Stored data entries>
▶

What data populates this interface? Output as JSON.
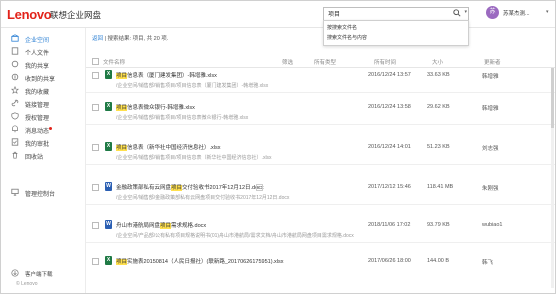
{
  "app": {
    "logo": "Lenovo",
    "name": "联想企业网盘"
  },
  "search": {
    "value": "项目",
    "suggestions": [
      "按搜索文件名",
      "搜索文件名与内容"
    ]
  },
  "user": {
    "avatar_letter": "苏",
    "name": "苏某杰测..."
  },
  "sidebar": {
    "items": [
      {
        "label": "企业空间",
        "icon": "enterprise-space-icon",
        "active": true
      },
      {
        "label": "个人文件",
        "icon": "personal-files-icon"
      },
      {
        "label": "我的共享",
        "icon": "my-share-icon"
      },
      {
        "label": "收到的共享",
        "icon": "received-share-icon"
      },
      {
        "label": "我的收藏",
        "icon": "favorites-icon"
      },
      {
        "label": "链接管理",
        "icon": "link-icon"
      },
      {
        "label": "授权管理",
        "icon": "permission-icon"
      },
      {
        "label": "消息动态",
        "icon": "message-icon",
        "dot": true
      },
      {
        "label": "我的审批",
        "icon": "approval-icon"
      },
      {
        "label": "回收站",
        "icon": "recycle-icon"
      },
      {
        "label": "管理控制台",
        "icon": "admin-console-icon"
      }
    ],
    "footer": {
      "download": "客户端下载",
      "copyright": "© Lenovo"
    }
  },
  "breadcrumb": {
    "root": "返回",
    "sep": "|",
    "summary": "搜索结果: 项目, 共 20 项."
  },
  "table": {
    "headers": {
      "name": "文件名称",
      "filter": "筛选",
      "type": "所有类型",
      "modified": "所有时间",
      "size": "大小",
      "owner": "更新者"
    },
    "rows": [
      {
        "type": "xls",
        "name_pre": "",
        "name_hl": "项目",
        "name_post": "信息表（厦门建发集团）-韩增雅.xlsx",
        "path": "/企业空间/销售部/销售项目/项目信息表（厦门建发集团）-韩增雅.xlsx",
        "modified": "2016/12/24 13:57",
        "size": "33.63 KB",
        "owner": "韩增雅"
      },
      {
        "type": "xls",
        "name_pre": "",
        "name_hl": "项目",
        "name_post": "信息表微众银行-韩增雅.xlsx",
        "path": "/企业空间/销售部/销售项目/项目信息表微众银行-韩增雅.xlsx",
        "modified": "2016/12/24 13:58",
        "size": "29.62 KB",
        "owner": "韩增雅"
      },
      {
        "type": "xls",
        "name_pre": "",
        "name_hl": "项目",
        "name_post": "信息表（新华社中国经济信息社）.xlsx",
        "path": "/企业空间/销售部/销售项目/项目信息表（新华社中国经济信息社）.xlsx",
        "modified": "2016/12/24 14:01",
        "size": "51.23 KB",
        "owner": "刘志强"
      },
      {
        "type": "doc",
        "name_pre": "金融政策部私有云网盘",
        "name_hl": "项目",
        "name_post": "交付验收书2017年12月12日.docx",
        "badge": "1",
        "path": "/企业空间/销售部/金融政策部私有云网盘项目交付验收书2017年12月12日.docx",
        "modified": "2017/12/12 15:46",
        "size": "118.41 MB",
        "owner": "朱刚强"
      },
      {
        "type": "doc",
        "name_pre": "舟山市港航局网盘",
        "name_hl": "项目",
        "name_post": "需求规格.docx",
        "path": "/企业空间/产品部/公有私有项目规格说明书(01)舟山市港航局/需求文档/舟山市港航局网盘项目需求规格.docx",
        "modified": "2018/11/06 17:02",
        "size": "93.79 KB",
        "owner": "wubiao1"
      },
      {
        "type": "xls",
        "name_pre": "",
        "name_hl": "项目",
        "name_post": "实施表20150814（人民日报社）(联新路_20170626175951).xlsx",
        "path": "",
        "modified": "2017/06/26 18:00",
        "size": "144.00 B",
        "owner": "韩飞"
      }
    ]
  },
  "colors": {
    "accent": "#2a7fd4",
    "brand": "#e2231a",
    "highlight": "#ffe04d"
  }
}
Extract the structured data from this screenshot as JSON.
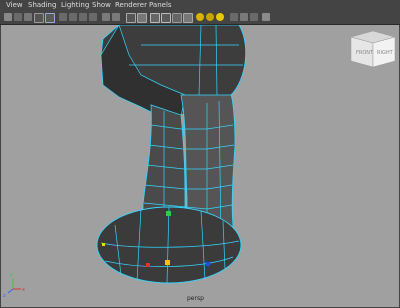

◀

Problem statement>
Reproduce each line holding the word "JSON".

Answer to the problem>
What data populates this interface? Output as JSON.
Extract the structured data from this screenshot as JSON.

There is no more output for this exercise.